The venerable RSA public key encryption algorithm is very elegant. It requires a basic understanding of modular arithmetic, which may sound scary if you haven’t studied it. It reduces to taking the remainder after integer long division. The RSA Wikipedia article describes five simple steps to generate the keys. Encryption and decryption are a matter of basic exponentiation. There’s no advanced math, and it’s easy to understand their example of working with small numbers.

So when I was looking for a simple project to practice a new programming language, I thought, “Hey, RSA isn’t that hard, let me try implementing that.”

Yeah.

I quickly learned that those five simple steps do not map to simple code. There is a gap in the online materials documenting RSA. Most give the “beginner” version from Wikipedia. The rest are highly technical, with either deep discussions proving the math or the complex realities a truly secure production RSA implementation requires.

Nothing I read used variable names that were meaningful at all. The symbology of mathematics was designed (in the days before tab-complete) for ease of hand-writing. It pains me no end to read python code that ruin the true beauty of the language—it’s readability forgettable one-letter variables. I used to think my brain was too small for advanced mathematics, but it actually just needs better mnemonics.

I wanted an intermediate description of the RSA algorithm oriented towards programmers. Instead, I wrote one. This is it.

Standard Caveat: This code is provided entirely for pedagogical purposes. It is not intended to be cryptographically secure, do not use it in production.

Goals

This article provides:

  • comprehensible Python code implementing basic RSA
  • implementations of arithmetic algorithms (the only external imports are namedtuple and secrets).
  • unit tested code
  • a detailed walk-through of the RSA algorithm, mapping code to theory

The RSA algorithm in (sort-of) plain English

Here are snippets of the RSA algorithm, copy pasted from Simple English Wikipedia:


Generating a key:

  1. Choose two different large random prime numbers p and q
  2. Calculate n = pq
    • n is the modulus for the public key and the private keys
  3. Calculate the totient: ϕ(n) = (p−1)(q−1)
  4. Choose an integer e such that 1 < e < ϕ(n), and e co-prime to ϕ(n) i.e: e and ϕ(n) share no factors other than 1; gcd(e ,ϕ(n) = 1.
    • e is released as the public key exponent
  5. Compute d to satisfy the congruence relation de ≡ 1 (modϕ(n)) i.e: de = 1+kϕ(n) for some integer k. (Simply to say : Calculate d = (1+kϕ(n))/e)
    • d is kept as the private key exponent

Encrypting messages:

  • c = m e mod n

This can be done quickly using the method of exponentiation by squaring.

Decrypting messages:

  • m = cd mod n

That may or may not make much sense, but if you read through the working example, it should come clear. It’s basic math, with the possible exception of de ≡ 1 (mod ϕ(n)). The symbol in modular arithmetic means “is congruent to” and the whole equation means “find d such that de mod ϕ(n) = 1”. “mod” means remainder. Python uses the % symbol for it.

# # #

• [EXERCISE GOAL] In the RSA passage, change "online materials" to "web resources" and write out the part from "So when I was" to "RSA implementation requires." with that edit.

Stored data entries:
# # #

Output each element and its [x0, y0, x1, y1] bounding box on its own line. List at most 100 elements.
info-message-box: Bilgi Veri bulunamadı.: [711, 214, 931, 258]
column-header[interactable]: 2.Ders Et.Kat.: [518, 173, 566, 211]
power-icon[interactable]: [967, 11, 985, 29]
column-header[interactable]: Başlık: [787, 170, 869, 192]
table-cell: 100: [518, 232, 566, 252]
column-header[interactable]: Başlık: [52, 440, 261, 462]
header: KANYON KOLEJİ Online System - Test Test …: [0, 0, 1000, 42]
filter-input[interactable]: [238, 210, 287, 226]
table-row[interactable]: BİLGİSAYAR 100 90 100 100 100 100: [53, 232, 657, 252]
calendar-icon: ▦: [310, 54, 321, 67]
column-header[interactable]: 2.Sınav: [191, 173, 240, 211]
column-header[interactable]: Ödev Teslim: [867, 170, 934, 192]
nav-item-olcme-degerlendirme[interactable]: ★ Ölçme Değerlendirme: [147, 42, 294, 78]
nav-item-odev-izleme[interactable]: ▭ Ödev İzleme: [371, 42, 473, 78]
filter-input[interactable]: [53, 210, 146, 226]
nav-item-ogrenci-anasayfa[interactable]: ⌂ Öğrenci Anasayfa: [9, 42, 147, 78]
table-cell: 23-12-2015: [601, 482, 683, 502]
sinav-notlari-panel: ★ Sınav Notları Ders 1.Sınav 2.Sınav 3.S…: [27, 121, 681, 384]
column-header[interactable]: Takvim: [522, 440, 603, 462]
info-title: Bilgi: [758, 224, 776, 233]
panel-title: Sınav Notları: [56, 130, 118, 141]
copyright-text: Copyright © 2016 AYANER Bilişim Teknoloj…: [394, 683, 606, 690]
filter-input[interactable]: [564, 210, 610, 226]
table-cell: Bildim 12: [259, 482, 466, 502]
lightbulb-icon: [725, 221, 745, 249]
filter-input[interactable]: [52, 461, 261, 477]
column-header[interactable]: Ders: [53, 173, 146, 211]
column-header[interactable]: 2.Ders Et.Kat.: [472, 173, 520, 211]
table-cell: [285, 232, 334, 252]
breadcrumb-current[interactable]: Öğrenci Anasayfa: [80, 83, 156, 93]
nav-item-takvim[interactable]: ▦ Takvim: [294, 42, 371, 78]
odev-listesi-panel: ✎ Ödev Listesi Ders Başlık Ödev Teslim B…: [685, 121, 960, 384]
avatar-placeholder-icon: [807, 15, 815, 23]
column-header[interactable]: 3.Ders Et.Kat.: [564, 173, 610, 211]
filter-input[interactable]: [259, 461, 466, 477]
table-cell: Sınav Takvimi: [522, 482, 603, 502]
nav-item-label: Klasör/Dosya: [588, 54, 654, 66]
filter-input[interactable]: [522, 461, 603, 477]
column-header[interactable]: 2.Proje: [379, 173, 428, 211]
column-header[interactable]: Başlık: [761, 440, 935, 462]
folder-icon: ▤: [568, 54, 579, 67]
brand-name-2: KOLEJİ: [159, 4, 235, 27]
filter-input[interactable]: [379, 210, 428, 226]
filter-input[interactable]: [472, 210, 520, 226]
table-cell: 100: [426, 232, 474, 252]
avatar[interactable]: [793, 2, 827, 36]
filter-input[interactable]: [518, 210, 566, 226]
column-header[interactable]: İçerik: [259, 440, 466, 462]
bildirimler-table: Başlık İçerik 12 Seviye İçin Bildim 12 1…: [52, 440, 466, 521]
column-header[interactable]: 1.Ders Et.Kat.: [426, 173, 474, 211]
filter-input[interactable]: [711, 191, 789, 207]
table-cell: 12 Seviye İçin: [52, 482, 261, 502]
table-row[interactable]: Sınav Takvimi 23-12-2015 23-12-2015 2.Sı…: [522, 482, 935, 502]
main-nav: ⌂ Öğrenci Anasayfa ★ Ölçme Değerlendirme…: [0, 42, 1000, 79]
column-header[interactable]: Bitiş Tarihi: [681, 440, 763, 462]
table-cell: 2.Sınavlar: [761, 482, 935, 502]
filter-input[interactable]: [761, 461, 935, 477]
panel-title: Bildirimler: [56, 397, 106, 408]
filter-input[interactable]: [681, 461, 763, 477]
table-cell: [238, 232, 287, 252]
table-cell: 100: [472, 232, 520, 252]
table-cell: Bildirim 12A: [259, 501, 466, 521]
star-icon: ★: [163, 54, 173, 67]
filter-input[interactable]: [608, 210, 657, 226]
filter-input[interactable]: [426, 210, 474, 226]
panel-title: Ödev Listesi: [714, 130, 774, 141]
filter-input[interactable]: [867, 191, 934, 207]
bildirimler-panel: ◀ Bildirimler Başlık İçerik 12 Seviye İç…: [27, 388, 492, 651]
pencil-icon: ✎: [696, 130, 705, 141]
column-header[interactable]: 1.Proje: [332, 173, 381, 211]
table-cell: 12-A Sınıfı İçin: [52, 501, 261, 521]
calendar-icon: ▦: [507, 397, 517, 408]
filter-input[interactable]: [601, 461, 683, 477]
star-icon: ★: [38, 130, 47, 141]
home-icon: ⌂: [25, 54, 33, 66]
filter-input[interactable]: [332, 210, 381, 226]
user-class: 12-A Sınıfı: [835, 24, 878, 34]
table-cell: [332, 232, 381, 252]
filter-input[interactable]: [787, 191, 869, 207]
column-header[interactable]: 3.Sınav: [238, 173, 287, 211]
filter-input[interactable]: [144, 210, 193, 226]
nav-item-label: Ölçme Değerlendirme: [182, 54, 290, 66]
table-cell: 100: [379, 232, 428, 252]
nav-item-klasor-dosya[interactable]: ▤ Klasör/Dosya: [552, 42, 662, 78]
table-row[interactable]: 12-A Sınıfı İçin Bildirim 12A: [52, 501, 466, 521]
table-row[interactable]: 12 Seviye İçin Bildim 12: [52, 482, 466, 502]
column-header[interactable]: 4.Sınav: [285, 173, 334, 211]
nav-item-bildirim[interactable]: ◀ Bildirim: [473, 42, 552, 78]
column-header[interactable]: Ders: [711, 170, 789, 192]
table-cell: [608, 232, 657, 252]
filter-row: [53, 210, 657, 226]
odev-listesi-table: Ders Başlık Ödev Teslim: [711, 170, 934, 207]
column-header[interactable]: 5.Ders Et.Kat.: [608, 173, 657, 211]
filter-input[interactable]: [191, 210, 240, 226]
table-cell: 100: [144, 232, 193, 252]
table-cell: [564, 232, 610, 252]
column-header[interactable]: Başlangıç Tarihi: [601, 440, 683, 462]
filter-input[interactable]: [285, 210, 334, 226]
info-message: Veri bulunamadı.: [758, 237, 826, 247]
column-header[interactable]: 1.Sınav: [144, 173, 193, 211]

# # #

• [RESULT FOR THIS TASK]
So when I was looking for a simple project to practice a new programming language, I thought, “Hey, RSA isn’t that hard, let me try implementing that.”

Yeah.

I quickly learned that those five simple steps do not map to simple code. There is a gap in the web resources documenting RSA. Most give the “beginner” version from Wikipedia. The rest are highly technical, with either deep discussions proving the math or the complex realities a truly secure production RSA implementation requires.